## Begin

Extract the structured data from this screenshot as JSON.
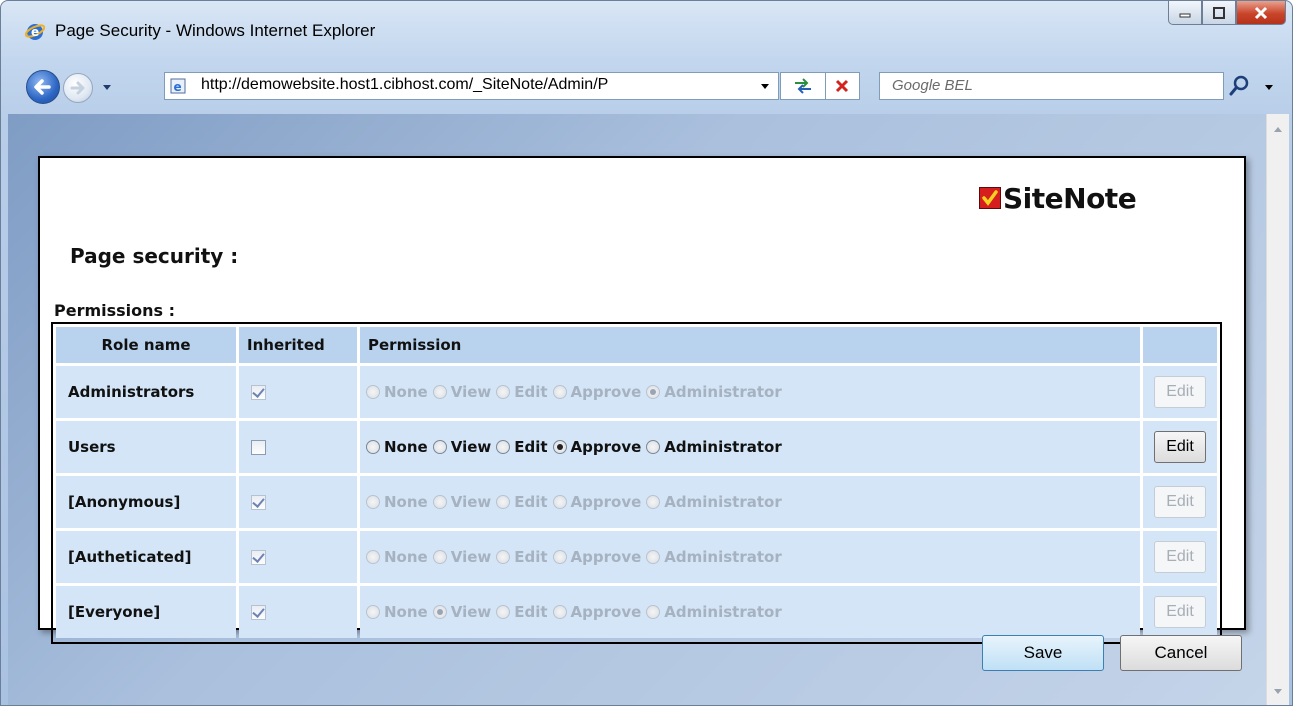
{
  "window": {
    "title": "Page Security - Windows Internet Explorer",
    "address": "http://demowebsite.host1.cibhost.com/_SiteNote/Admin/P",
    "search_placeholder": "Google BEL"
  },
  "page": {
    "logo_text": "SiteNote",
    "title": "Page security :",
    "permissions_label": "Permissions :"
  },
  "table": {
    "headers": [
      "Role name",
      "Inherited",
      "Permission",
      ""
    ],
    "options": [
      "None",
      "View",
      "Edit",
      "Approve",
      "Administrator"
    ],
    "edit_label": "Edit",
    "rows": [
      {
        "role": "Administrators",
        "inherited": true,
        "selected": "Administrator",
        "enabled": false
      },
      {
        "role": "Users",
        "inherited": false,
        "selected": "Approve",
        "enabled": true
      },
      {
        "role": "[Anonymous]",
        "inherited": true,
        "selected": "",
        "enabled": false
      },
      {
        "role": "[Autheticated]",
        "inherited": true,
        "selected": "",
        "enabled": false
      },
      {
        "role": "[Everyone]",
        "inherited": true,
        "selected": "View",
        "enabled": false
      }
    ]
  },
  "footer": {
    "save_label": "Save",
    "cancel_label": "Cancel"
  },
  "icons": {
    "browser_logo": "internet-explorer-icon",
    "back": "back-arrow-icon",
    "forward": "forward-arrow-icon",
    "refresh": "refresh-icon",
    "stop": "stop-icon",
    "search": "magnifier-icon"
  },
  "colors": {
    "header_cell": "#b9d3ef",
    "row_cell": "#d3e5f7",
    "logo_check": "#d61e1e"
  }
}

## End

Pictures stay out of the copy; please restate every record above exactly.

Expected output -
Extract the structured data from this screenshot as JSON.
{
  "window": {
    "title": "Page Security - Windows Internet Explorer",
    "address": "http://demowebsite.host1.cibhost.com/_SiteNote/Admin/P",
    "search_placeholder": "Google BEL"
  },
  "page": {
    "logo_text": "SiteNote",
    "title": "Page security :",
    "permissions_label": "Permissions :"
  },
  "table": {
    "headers": [
      "Role name",
      "Inherited",
      "Permission",
      ""
    ],
    "options": [
      "None",
      "View",
      "Edit",
      "Approve",
      "Administrator"
    ],
    "edit_label": "Edit",
    "rows": [
      {
        "role": "Administrators",
        "inherited": true,
        "selected": "Administrator",
        "enabled": false
      },
      {
        "role": "Users",
        "inherited": false,
        "selected": "Approve",
        "enabled": true
      },
      {
        "role": "[Anonymous]",
        "inherited": true,
        "selected": "",
        "enabled": false
      },
      {
        "role": "[Autheticated]",
        "inherited": true,
        "selected": "",
        "enabled": false
      },
      {
        "role": "[Everyone]",
        "inherited": true,
        "selected": "View",
        "enabled": false
      }
    ]
  },
  "footer": {
    "save_label": "Save",
    "cancel_label": "Cancel"
  },
  "icons": {
    "browser_logo": "internet-explorer-icon",
    "back": "back-arrow-icon",
    "forward": "forward-arrow-icon",
    "refresh": "refresh-icon",
    "stop": "stop-icon",
    "search": "magnifier-icon"
  },
  "colors": {
    "header_cell": "#b9d3ef",
    "row_cell": "#d3e5f7",
    "logo_check": "#d61e1e"
  }
}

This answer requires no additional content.